(Stored data entries)
-- begin --
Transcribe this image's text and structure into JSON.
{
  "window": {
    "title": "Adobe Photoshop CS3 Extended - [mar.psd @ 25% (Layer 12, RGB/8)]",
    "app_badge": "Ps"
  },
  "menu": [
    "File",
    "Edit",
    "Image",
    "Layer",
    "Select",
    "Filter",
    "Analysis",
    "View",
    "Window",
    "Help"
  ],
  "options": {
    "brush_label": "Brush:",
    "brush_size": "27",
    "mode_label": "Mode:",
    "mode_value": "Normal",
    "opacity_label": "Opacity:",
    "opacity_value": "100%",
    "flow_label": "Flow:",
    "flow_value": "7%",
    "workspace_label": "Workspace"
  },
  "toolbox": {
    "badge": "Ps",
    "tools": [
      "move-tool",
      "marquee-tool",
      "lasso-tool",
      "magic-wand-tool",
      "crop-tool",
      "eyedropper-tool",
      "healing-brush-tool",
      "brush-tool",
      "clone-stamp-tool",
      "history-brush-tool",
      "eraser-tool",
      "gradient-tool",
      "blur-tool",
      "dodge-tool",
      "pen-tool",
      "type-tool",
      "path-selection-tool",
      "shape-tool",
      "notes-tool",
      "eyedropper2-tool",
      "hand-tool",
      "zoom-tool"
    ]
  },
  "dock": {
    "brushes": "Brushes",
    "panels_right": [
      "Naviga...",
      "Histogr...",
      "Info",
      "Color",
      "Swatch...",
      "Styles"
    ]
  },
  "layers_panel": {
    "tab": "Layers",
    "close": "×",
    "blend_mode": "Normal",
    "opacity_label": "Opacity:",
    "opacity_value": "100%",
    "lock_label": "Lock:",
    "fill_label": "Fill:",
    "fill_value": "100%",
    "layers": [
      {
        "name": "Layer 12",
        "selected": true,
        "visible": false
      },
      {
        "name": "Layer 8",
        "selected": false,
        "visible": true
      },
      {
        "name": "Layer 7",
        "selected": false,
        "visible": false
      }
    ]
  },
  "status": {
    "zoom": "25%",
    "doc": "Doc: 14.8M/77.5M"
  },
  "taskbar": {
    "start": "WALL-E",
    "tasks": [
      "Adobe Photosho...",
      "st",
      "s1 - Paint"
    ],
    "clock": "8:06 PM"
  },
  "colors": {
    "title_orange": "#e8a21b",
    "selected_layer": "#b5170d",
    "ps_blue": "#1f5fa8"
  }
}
-- end --
WRITTEN EXERCISE:
Give the number of lines that carry the word "Adobe", with nothing added.

FINISHED TASK:
2